> _Task to carry out_: Among these lines, how many include "ylabel"? Answer only with the number.

> _Exercise input_:
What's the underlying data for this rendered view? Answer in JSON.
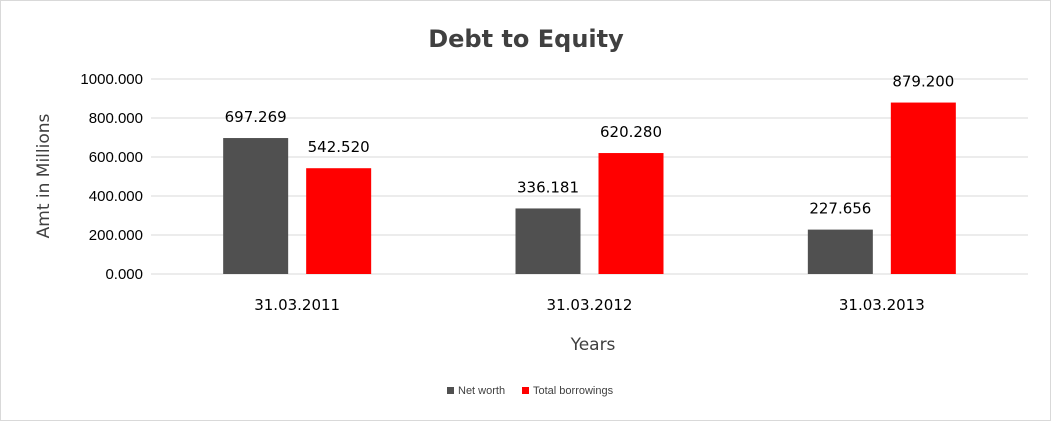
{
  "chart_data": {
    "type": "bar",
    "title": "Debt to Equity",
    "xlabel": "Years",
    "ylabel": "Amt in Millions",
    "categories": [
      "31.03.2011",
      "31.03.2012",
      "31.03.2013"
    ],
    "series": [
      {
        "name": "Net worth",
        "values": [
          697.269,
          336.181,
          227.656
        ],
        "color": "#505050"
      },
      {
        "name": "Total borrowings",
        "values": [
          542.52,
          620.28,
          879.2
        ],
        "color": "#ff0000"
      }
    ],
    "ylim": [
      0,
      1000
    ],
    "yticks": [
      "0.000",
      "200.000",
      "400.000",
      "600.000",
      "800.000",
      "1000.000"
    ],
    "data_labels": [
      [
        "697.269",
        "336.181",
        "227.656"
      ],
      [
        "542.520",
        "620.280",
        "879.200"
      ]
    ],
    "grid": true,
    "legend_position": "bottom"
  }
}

--

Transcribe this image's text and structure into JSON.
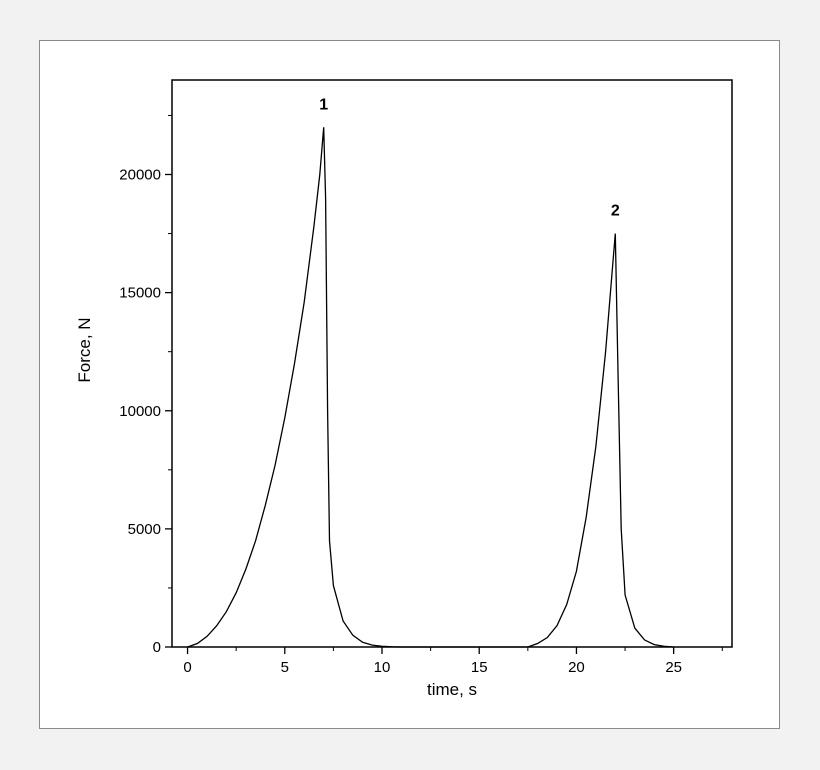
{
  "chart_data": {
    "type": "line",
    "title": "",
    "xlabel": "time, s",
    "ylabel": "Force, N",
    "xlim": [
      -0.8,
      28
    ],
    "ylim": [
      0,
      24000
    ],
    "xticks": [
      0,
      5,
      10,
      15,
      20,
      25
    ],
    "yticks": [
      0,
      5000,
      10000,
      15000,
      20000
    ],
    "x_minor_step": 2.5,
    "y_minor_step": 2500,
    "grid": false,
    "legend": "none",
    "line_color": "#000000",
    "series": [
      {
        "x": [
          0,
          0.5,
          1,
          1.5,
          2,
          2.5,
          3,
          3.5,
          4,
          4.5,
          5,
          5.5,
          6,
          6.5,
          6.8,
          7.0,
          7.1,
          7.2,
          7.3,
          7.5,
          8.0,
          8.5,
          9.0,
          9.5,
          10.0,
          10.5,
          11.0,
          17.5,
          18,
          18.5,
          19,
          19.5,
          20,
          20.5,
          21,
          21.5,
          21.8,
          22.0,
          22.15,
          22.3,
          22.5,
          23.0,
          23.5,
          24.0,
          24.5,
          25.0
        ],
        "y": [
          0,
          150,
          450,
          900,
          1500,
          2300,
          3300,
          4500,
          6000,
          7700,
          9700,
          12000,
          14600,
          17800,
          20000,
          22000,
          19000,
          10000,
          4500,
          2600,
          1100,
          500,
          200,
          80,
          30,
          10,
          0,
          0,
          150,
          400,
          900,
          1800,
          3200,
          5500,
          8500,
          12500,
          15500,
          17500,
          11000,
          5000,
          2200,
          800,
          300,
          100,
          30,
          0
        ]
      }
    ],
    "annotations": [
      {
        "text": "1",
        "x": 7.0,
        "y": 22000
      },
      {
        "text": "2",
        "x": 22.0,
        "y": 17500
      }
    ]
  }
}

> _Solution to the problem_: 2